**RECORD EXCERPTS**
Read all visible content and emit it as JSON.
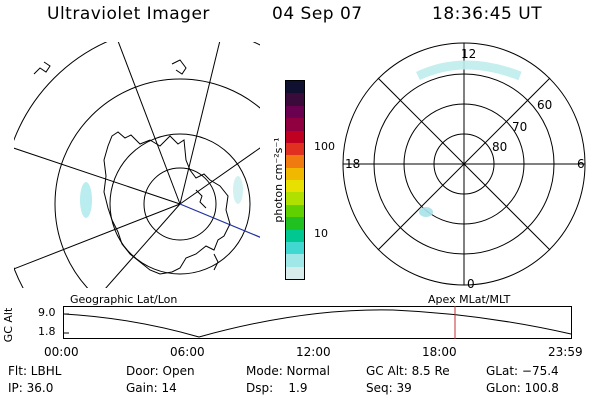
{
  "header": {
    "title": "Ultraviolet Imager",
    "date": "04 Sep 07",
    "time": "18:36:45 UT"
  },
  "colorbar": {
    "unit_label": "photon cm⁻²s⁻¹",
    "ticks": [
      "100",
      "10"
    ],
    "colors": [
      "#101030",
      "#3a0a3a",
      "#6a0050",
      "#900040",
      "#c00020",
      "#e03020",
      "#f07a10",
      "#f0b800",
      "#e8e000",
      "#b0e000",
      "#60d000",
      "#20c020",
      "#00c890",
      "#40d8d0",
      "#a0e8e8",
      "#d8ecec"
    ]
  },
  "geo_map": {
    "label": "Geographic Lat/Lon"
  },
  "polar_map": {
    "label": "Apex MLat/MLT",
    "mlt_labels": {
      "top": "12",
      "left": "18",
      "right": "6",
      "bottom": "0"
    },
    "lat_labels": [
      "60",
      "70",
      "80"
    ]
  },
  "timeline": {
    "axis_label": "GC Alt",
    "y_ticks": [
      "9.0",
      "1.8"
    ],
    "x_ticks": [
      "00:00",
      "06:00",
      "12:00",
      "18:00",
      "23:59"
    ],
    "marker_color": "#c03030"
  },
  "status": {
    "filter": "Flt: LBHL",
    "ip": "IP: 36.0",
    "door": "Door: Open",
    "gain": "Gain: 14",
    "mode": "Mode: Normal",
    "dsp": "Dsp:    1.9",
    "gc_alt": "GC Alt: 8.5 Re",
    "seq": "Seq: 39",
    "glat": "GLat: −75.4",
    "glon": "GLon: 100.8"
  }
}
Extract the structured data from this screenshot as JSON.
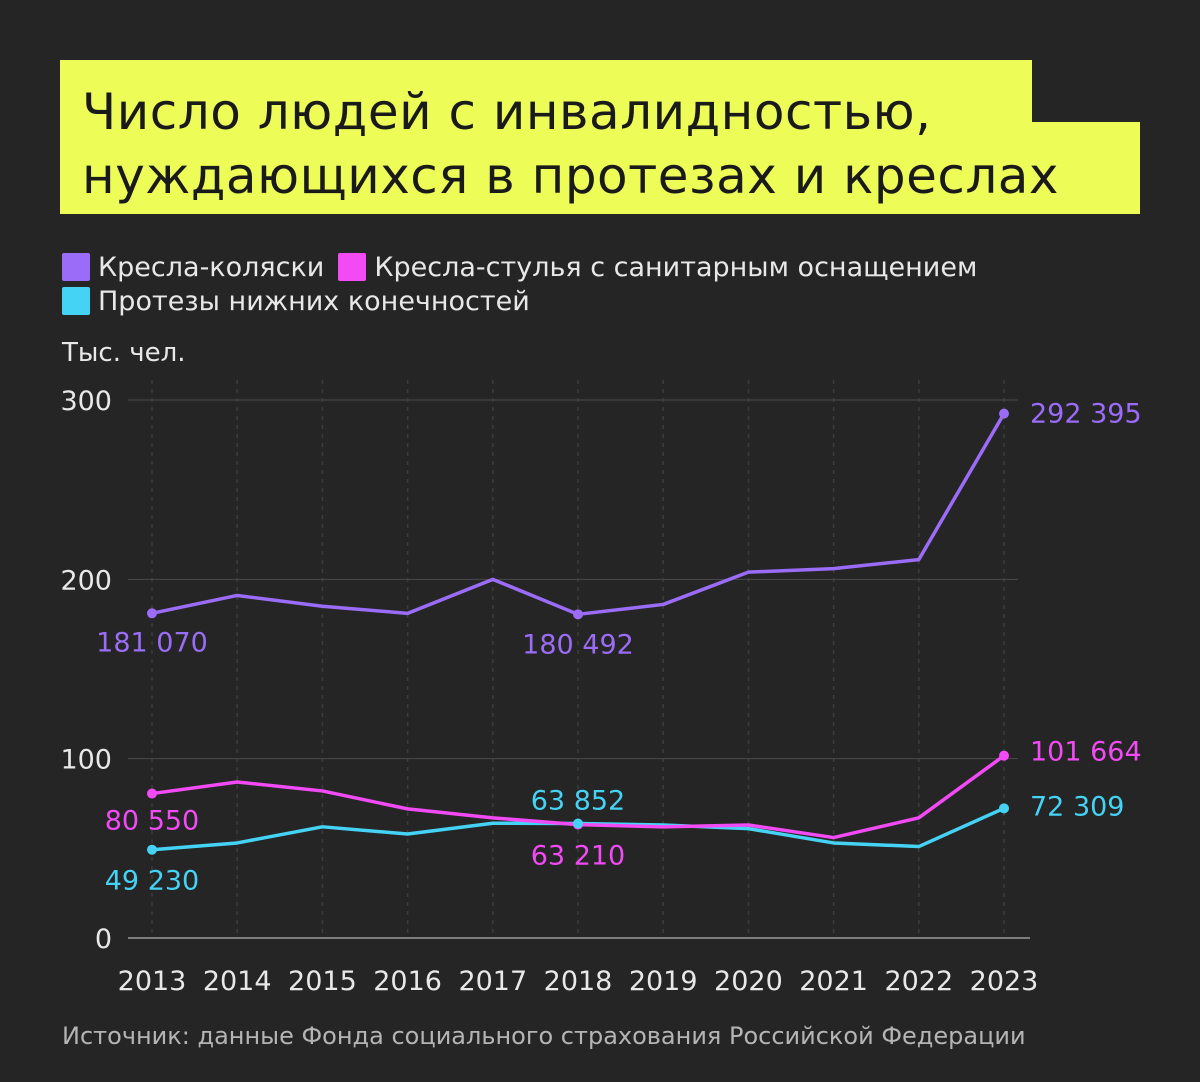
{
  "title": {
    "line1": "Число людей с инвалидностью,",
    "line2": "нуждающихся в протезах и креслах"
  },
  "unit_label": "Тыс. чел.",
  "source": "Источник: данные Фонда социального страхования Российской Федерации",
  "colors": {
    "background": "#252525",
    "title_bg": "#eefc58",
    "wheelchairs": "#9b6cf7",
    "sanitary_chairs": "#f24af5",
    "prostheses": "#45d3f5",
    "grid": "#4a4a4a",
    "axis": "#9a9a9a"
  },
  "chart_data": {
    "type": "line",
    "x": [
      "2013",
      "2014",
      "2015",
      "2016",
      "2017",
      "2018",
      "2019",
      "2020",
      "2021",
      "2022",
      "2023"
    ],
    "ylim": [
      0,
      300
    ],
    "yticks": [
      "0",
      "100",
      "200",
      "300"
    ],
    "ylabel": "Тыс. чел.",
    "grid": true,
    "legend_position": "top-left",
    "series": [
      {
        "name": "Кресла-коляски",
        "color": "#9b6cf7",
        "values": [
          181.07,
          191,
          185,
          181,
          200,
          180.492,
          186,
          204,
          206,
          211,
          292.395
        ]
      },
      {
        "name": "Кресла-стулья с санитарным оснащением",
        "color": "#f24af5",
        "values": [
          80.55,
          87,
          82,
          72,
          67,
          63.21,
          62,
          63,
          56,
          67,
          101.664
        ]
      },
      {
        "name": "Протезы нижних конечностей",
        "color": "#45d3f5",
        "values": [
          49.23,
          53,
          62,
          58,
          64,
          63.852,
          63,
          61,
          53,
          51,
          72.309
        ]
      }
    ],
    "annotations": [
      {
        "text": "181 070",
        "series": 0,
        "index": 0
      },
      {
        "text": "180 492",
        "series": 0,
        "index": 5
      },
      {
        "text": "292 395",
        "series": 0,
        "index": 10
      },
      {
        "text": "80 550",
        "series": 1,
        "index": 0
      },
      {
        "text": "63 210",
        "series": 1,
        "index": 5
      },
      {
        "text": "101 664",
        "series": 1,
        "index": 10
      },
      {
        "text": "49 230",
        "series": 2,
        "index": 0
      },
      {
        "text": "63 852",
        "series": 2,
        "index": 5
      },
      {
        "text": "72 309",
        "series": 2,
        "index": 10
      }
    ]
  }
}
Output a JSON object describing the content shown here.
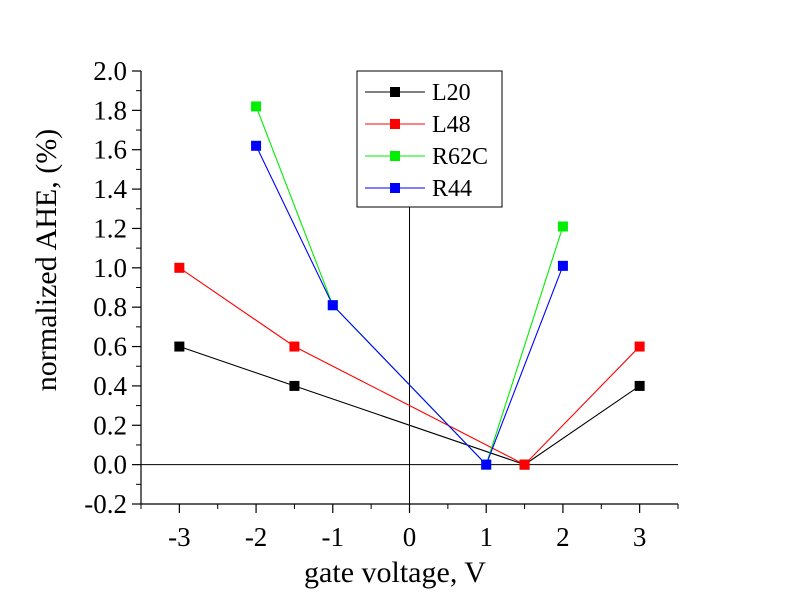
{
  "chart_data": {
    "type": "line",
    "title": "",
    "xlabel": "gate voltage, V",
    "ylabel": "normalized AHE, (%)",
    "xlim": [
      -3.5,
      3.5
    ],
    "ylim": [
      -0.2,
      2.0
    ],
    "xticks": [
      -3,
      -2,
      -1,
      0,
      1,
      2,
      3
    ],
    "xtick_labels": [
      "-3",
      "-2",
      "-1",
      "0",
      "1",
      "2",
      "3"
    ],
    "yticks": [
      -0.2,
      0.0,
      0.2,
      0.4,
      0.6,
      0.8,
      1.0,
      1.2,
      1.4,
      1.6,
      1.8,
      2.0
    ],
    "ytick_labels": [
      "-0.2",
      "0.0",
      "0.2",
      "0.4",
      "0.6",
      "0.8",
      "1.0",
      "1.2",
      "1.4",
      "1.6",
      "1.8",
      "2.0"
    ],
    "grid": false,
    "zero_lines": true,
    "legend_position": "top-center",
    "series": [
      {
        "name": "L20",
        "color": "#000000",
        "x": [
          -3,
          -1.5,
          1.5,
          3
        ],
        "y": [
          0.6,
          0.4,
          0.0,
          0.4
        ]
      },
      {
        "name": "L48",
        "color": "#ff0000",
        "x": [
          -3,
          -1.5,
          1.5,
          3
        ],
        "y": [
          1.0,
          0.6,
          0.0,
          0.6
        ]
      },
      {
        "name": "R62C",
        "color": "#00ee00",
        "x": [
          -2,
          -1,
          1,
          2
        ],
        "y": [
          1.82,
          0.81,
          0.0,
          1.21
        ]
      },
      {
        "name": "R44",
        "color": "#0000ff",
        "x": [
          -2,
          -1,
          1,
          2
        ],
        "y": [
          1.62,
          0.81,
          0.0,
          1.01
        ]
      }
    ]
  }
}
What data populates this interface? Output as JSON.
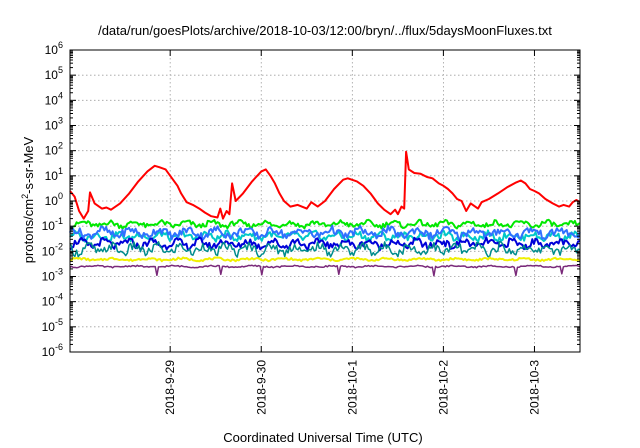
{
  "chart_data": {
    "type": "line",
    "title": "/data/run/goesPlots/archive/2018-10-03/12:00/bryn/../flux/5daysMoonFluxes.txt",
    "xlabel": "Coordinated Universal Time (UTC)",
    "ylabel": {
      "base": "protons/cm",
      "sup": "2",
      "rest": "-s-sr-MeV"
    },
    "yscale": "log",
    "ylim_exponent": [
      -6,
      6
    ],
    "y_ticks": [
      {
        "base": "10",
        "exp": "-6",
        "exp_value": -6
      },
      {
        "base": "10",
        "exp": "-5",
        "exp_value": -5
      },
      {
        "base": "10",
        "exp": "-4",
        "exp_value": -4
      },
      {
        "base": "10",
        "exp": "-3",
        "exp_value": -3
      },
      {
        "base": "10",
        "exp": "-2",
        "exp_value": -2
      },
      {
        "base": "10",
        "exp": "-1",
        "exp_value": -1
      },
      {
        "base": "10",
        "exp": "0",
        "exp_value": 0
      },
      {
        "base": "10",
        "exp": "1",
        "exp_value": 1
      },
      {
        "base": "10",
        "exp": "2",
        "exp_value": 2
      },
      {
        "base": "10",
        "exp": "3",
        "exp_value": 3
      },
      {
        "base": "10",
        "exp": "4",
        "exp_value": 4
      },
      {
        "base": "10",
        "exp": "5",
        "exp_value": 5
      },
      {
        "base": "10",
        "exp": "6",
        "exp_value": 6
      }
    ],
    "xlim_days": [
      27.9,
      33.5
    ],
    "x_ticks": [
      {
        "label": "2018-9-29",
        "day": 29
      },
      {
        "label": "2018-9-30",
        "day": 30
      },
      {
        "label": "2018-10-1",
        "day": 31
      },
      {
        "label": "2018-10-2",
        "day": 32
      },
      {
        "label": "2018-10-3",
        "day": 33
      }
    ],
    "grid": true,
    "series": [
      {
        "color": "#ff0000",
        "width": 2,
        "points": [
          [
            27.9,
            2.5
          ],
          [
            27.95,
            1.5
          ],
          [
            28.0,
            0.4
          ],
          [
            28.05,
            0.2
          ],
          [
            28.1,
            0.4
          ],
          [
            28.12,
            2.2
          ],
          [
            28.17,
            0.8
          ],
          [
            28.25,
            0.5
          ],
          [
            28.3,
            0.55
          ],
          [
            28.35,
            0.45
          ],
          [
            28.45,
            0.8
          ],
          [
            28.55,
            2
          ],
          [
            28.65,
            6
          ],
          [
            28.75,
            15
          ],
          [
            28.83,
            25
          ],
          [
            28.88,
            22
          ],
          [
            28.95,
            18
          ],
          [
            29.0,
            10
          ],
          [
            29.08,
            4
          ],
          [
            29.12,
            2
          ],
          [
            29.18,
            0.9
          ],
          [
            29.25,
            0.7
          ],
          [
            29.32,
            0.5
          ],
          [
            29.38,
            0.35
          ],
          [
            29.45,
            0.25
          ],
          [
            29.52,
            0.22
          ],
          [
            29.55,
            0.5
          ],
          [
            29.58,
            0.2
          ],
          [
            29.62,
            0.4
          ],
          [
            29.65,
            0.3
          ],
          [
            29.68,
            5
          ],
          [
            29.72,
            1
          ],
          [
            29.8,
            2
          ],
          [
            29.9,
            6
          ],
          [
            30.0,
            15
          ],
          [
            30.05,
            18
          ],
          [
            30.1,
            10
          ],
          [
            30.15,
            5
          ],
          [
            30.2,
            2
          ],
          [
            30.25,
            1
          ],
          [
            30.32,
            0.6
          ],
          [
            30.4,
            0.7
          ],
          [
            30.5,
            0.5
          ],
          [
            30.55,
            0.9
          ],
          [
            30.62,
            0.6
          ],
          [
            30.7,
            1
          ],
          [
            30.8,
            3
          ],
          [
            30.9,
            7
          ],
          [
            30.95,
            8
          ],
          [
            31.05,
            6
          ],
          [
            31.12,
            4
          ],
          [
            31.2,
            2
          ],
          [
            31.28,
            0.8
          ],
          [
            31.35,
            0.45
          ],
          [
            31.42,
            0.3
          ],
          [
            31.47,
            0.45
          ],
          [
            31.5,
            0.3
          ],
          [
            31.54,
            0.6
          ],
          [
            31.57,
            0.5
          ],
          [
            31.59,
            90
          ],
          [
            31.62,
            18
          ],
          [
            31.68,
            13
          ],
          [
            31.75,
            12
          ],
          [
            31.82,
            9
          ],
          [
            31.88,
            8
          ],
          [
            31.95,
            5
          ],
          [
            32.0,
            4
          ],
          [
            32.05,
            3
          ],
          [
            32.1,
            2
          ],
          [
            32.15,
            1.2
          ],
          [
            32.2,
            1
          ],
          [
            32.25,
            0.4
          ],
          [
            32.3,
            0.8
          ],
          [
            32.38,
            0.5
          ],
          [
            32.42,
            0.9
          ],
          [
            32.5,
            1.2
          ],
          [
            32.6,
            2
          ],
          [
            32.7,
            3.5
          ],
          [
            32.8,
            5.5
          ],
          [
            32.85,
            6.5
          ],
          [
            32.9,
            5
          ],
          [
            32.95,
            3
          ],
          [
            33.0,
            2.5
          ],
          [
            33.05,
            2
          ],
          [
            33.12,
            1.2
          ],
          [
            33.2,
            0.8
          ],
          [
            33.27,
            0.6
          ],
          [
            33.32,
            0.7
          ],
          [
            33.38,
            0.6
          ],
          [
            33.42,
            0.9
          ],
          [
            33.46,
            1.1
          ],
          [
            33.5,
            0.9
          ]
        ]
      },
      {
        "color": "#00e800",
        "width": 2,
        "base": 0.12,
        "amp": 0.14,
        "period": 0.045,
        "phase": 0.3,
        "tail": 0.09
      },
      {
        "color": "#00c8c8",
        "width": 2,
        "base": 0.04,
        "amp": 0.18,
        "period": 0.038,
        "phase": 1.1,
        "tail": 0.04
      },
      {
        "color": "#3070ff",
        "width": 2,
        "base": 0.055,
        "amp": 0.22,
        "period": 0.05,
        "phase": 2.0,
        "tail": 0.045
      },
      {
        "color": "#0000d8",
        "width": 2,
        "base": 0.02,
        "amp": 0.2,
        "period": 0.042,
        "phase": 0.7,
        "tail": 0.018
      },
      {
        "color": "#008c8c",
        "width": 1.5,
        "base": 0.012,
        "amp": 0.25,
        "period": 0.04,
        "phase": 2.6,
        "tail": 0.012
      },
      {
        "color": "#f0f000",
        "width": 2,
        "base": 0.0048,
        "amp": 0.06,
        "period": 0.06,
        "phase": 0.0,
        "tail": 0.0048
      },
      {
        "color": "#7a2a7a",
        "width": 1.5,
        "base": 0.0025,
        "amp": 0.04,
        "period": 0.07,
        "phase": 1.5,
        "tail": 0.0025,
        "dips": [
          28.85,
          29.55,
          30.0,
          30.85,
          31.9,
          32.8,
          33.3
        ]
      }
    ]
  }
}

**YOUR OBJECTIVE**
Gather each line in the data that holds the string "period".

**FULL SOLUTION**
        "period": 0.045,
        "period": 0.038,
        "period": 0.05,
        "period": 0.042,
        "period": 0.04,
        "period": 0.06,
        "period": 0.07,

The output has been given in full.